Search the material and gather each line with "View" in it.
>> Begin WORKING DATA
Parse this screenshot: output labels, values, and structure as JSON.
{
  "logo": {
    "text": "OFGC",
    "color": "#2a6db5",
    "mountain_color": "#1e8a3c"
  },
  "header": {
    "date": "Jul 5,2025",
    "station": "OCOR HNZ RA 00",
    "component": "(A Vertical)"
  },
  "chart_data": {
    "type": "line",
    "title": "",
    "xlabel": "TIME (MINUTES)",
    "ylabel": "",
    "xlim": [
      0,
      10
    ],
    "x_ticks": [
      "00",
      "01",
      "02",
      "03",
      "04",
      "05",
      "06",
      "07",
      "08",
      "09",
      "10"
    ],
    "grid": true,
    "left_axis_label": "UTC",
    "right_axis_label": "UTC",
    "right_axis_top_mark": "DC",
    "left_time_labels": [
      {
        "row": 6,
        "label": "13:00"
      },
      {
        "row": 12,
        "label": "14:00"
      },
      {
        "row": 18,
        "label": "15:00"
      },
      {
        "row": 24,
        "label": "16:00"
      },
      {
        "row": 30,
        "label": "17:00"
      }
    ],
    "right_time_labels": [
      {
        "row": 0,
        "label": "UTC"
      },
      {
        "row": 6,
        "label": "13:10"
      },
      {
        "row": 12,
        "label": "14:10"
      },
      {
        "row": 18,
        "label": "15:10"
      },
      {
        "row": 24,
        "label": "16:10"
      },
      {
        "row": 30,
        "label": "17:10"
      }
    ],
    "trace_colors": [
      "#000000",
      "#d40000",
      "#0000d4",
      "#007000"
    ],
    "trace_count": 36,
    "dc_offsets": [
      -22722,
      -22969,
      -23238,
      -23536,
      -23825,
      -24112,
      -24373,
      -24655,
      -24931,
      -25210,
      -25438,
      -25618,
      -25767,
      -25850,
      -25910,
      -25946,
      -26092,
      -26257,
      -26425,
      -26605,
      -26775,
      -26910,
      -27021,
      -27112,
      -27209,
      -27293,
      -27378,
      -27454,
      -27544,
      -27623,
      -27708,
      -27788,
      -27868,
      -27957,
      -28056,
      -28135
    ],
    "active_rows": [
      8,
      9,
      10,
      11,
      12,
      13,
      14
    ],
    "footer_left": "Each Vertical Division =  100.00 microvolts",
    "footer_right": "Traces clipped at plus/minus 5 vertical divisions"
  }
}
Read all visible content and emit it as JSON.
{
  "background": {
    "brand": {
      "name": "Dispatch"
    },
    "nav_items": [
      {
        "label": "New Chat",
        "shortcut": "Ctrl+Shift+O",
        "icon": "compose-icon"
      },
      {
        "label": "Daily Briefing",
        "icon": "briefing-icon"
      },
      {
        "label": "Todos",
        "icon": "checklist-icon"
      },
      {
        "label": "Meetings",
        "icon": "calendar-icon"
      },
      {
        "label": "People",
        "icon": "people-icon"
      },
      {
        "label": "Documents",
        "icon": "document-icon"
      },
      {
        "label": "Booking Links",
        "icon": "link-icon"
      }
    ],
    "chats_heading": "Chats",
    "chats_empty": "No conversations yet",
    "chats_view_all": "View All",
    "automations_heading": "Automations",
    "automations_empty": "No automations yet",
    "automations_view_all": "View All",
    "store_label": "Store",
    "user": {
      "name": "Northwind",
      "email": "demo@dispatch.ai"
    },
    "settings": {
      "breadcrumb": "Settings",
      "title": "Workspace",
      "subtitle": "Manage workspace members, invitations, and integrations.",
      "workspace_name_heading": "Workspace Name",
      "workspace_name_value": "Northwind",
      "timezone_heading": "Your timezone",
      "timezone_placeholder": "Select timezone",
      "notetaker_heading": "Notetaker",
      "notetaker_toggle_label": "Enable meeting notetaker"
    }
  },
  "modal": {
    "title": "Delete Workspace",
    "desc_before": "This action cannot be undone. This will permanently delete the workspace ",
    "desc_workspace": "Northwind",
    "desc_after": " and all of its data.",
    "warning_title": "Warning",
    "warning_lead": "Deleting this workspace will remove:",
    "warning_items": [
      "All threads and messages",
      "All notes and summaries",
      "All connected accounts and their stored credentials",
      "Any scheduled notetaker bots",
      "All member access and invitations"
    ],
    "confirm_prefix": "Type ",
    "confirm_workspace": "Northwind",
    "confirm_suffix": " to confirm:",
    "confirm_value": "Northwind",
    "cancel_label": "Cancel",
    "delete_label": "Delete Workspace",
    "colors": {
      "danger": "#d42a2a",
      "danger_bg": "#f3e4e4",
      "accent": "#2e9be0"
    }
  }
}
>> End WORKING DATA
> RESULT OF THIS EXERCISE
    "chats_view_all": "View All",
    "automations_view_all": "View All",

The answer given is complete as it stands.